• _Goal_: Copy every line that mentions the word "vniuersel".

• _Exercise inputs_:
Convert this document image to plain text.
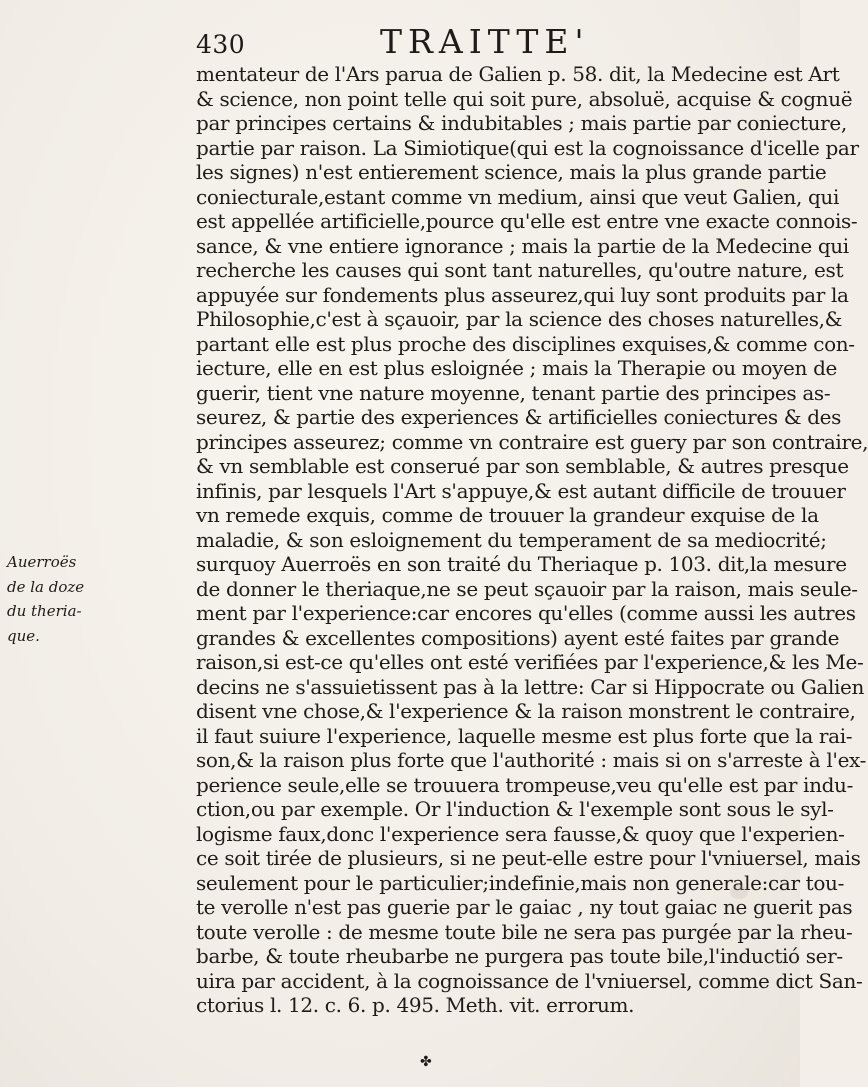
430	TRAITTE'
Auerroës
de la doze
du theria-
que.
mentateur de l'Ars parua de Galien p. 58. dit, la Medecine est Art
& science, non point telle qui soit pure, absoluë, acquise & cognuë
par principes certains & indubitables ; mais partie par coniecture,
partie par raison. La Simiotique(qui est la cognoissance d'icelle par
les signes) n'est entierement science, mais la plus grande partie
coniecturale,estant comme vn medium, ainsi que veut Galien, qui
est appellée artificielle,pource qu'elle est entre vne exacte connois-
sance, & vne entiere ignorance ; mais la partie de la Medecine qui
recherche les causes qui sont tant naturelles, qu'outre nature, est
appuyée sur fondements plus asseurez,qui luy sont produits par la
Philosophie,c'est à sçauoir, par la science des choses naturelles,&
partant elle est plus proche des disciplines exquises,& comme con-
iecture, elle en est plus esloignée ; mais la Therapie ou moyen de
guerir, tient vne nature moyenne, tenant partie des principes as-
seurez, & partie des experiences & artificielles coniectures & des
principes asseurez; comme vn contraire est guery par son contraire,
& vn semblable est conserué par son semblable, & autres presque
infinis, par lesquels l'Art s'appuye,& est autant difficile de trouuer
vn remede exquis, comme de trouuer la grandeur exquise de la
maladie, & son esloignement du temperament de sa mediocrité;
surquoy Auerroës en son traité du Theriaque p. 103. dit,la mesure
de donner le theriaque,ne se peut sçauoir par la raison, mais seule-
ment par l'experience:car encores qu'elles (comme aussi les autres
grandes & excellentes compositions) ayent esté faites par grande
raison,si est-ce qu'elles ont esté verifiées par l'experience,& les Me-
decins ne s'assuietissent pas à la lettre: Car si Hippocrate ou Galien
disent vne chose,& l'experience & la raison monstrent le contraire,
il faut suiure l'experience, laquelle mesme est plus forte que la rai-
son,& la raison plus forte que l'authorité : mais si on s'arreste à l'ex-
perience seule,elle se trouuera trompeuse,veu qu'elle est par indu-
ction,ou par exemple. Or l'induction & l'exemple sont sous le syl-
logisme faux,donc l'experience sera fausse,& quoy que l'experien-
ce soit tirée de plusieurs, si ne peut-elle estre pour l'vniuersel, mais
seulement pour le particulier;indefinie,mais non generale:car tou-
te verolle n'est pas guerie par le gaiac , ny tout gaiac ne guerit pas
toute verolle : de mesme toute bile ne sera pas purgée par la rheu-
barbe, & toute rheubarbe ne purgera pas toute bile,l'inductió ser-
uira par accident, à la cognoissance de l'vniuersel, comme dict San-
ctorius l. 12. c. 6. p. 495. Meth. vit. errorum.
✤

• _Problem solution_:
ce soit tirée de plusieurs, si ne peut-elle estre pour l'vniuersel, mais
uira par accident, à la cognoissance de l'vniuersel, comme dict San-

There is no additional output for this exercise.